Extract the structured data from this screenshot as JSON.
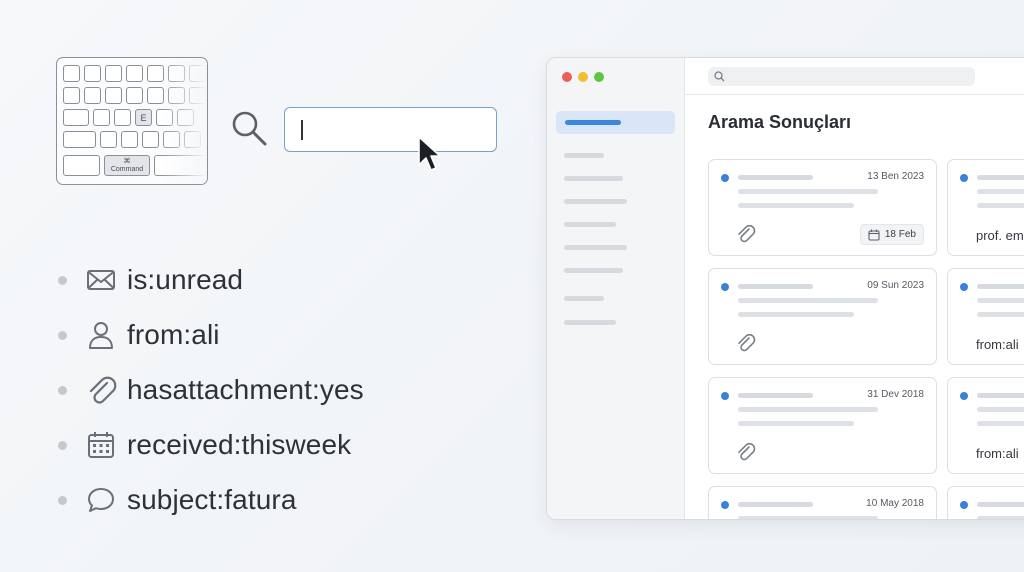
{
  "keyboard": {
    "e_key": "E",
    "command_symbol": "⌘",
    "command_label": "Command"
  },
  "search_illustration": {
    "value": ""
  },
  "operators": [
    {
      "icon": "mail-icon",
      "text": "is:unread"
    },
    {
      "icon": "person-icon",
      "text": "from:ali"
    },
    {
      "icon": "paperclip-icon",
      "text": "hasattachment:yes"
    },
    {
      "icon": "calendar-icon",
      "text": "received:thisweek"
    },
    {
      "icon": "chat-bubble-icon",
      "text": "subject:fatura"
    }
  ],
  "app": {
    "traffic_lights": [
      "#ee5e57",
      "#f4bd2f",
      "#5fc53f"
    ],
    "search_placeholder": "",
    "results_title": "Arama Sonuçları",
    "accent": "#3a80dc",
    "cards_left": [
      {
        "date": "13 Ben 2023",
        "chip": "18 Feb"
      },
      {
        "date": "09 Sun 2023"
      },
      {
        "date": "31 Dev 2018"
      },
      {
        "date": "10 May 2018"
      }
    ],
    "cards_right": [
      {
        "text": "prof. em"
      },
      {
        "text": "from:ali"
      },
      {
        "text": "from:ali"
      },
      {
        "text": ""
      }
    ]
  }
}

* _WHAT YOU WILL DO_: Above are the records. Copy every line in them holding "icon".

* _SOLUTION BELOW_:
      "icon": "mail-icon",
      "icon": "person-icon",
      "icon": "paperclip-icon",
      "icon": "calendar-icon",
      "icon": "chat-bubble-icon",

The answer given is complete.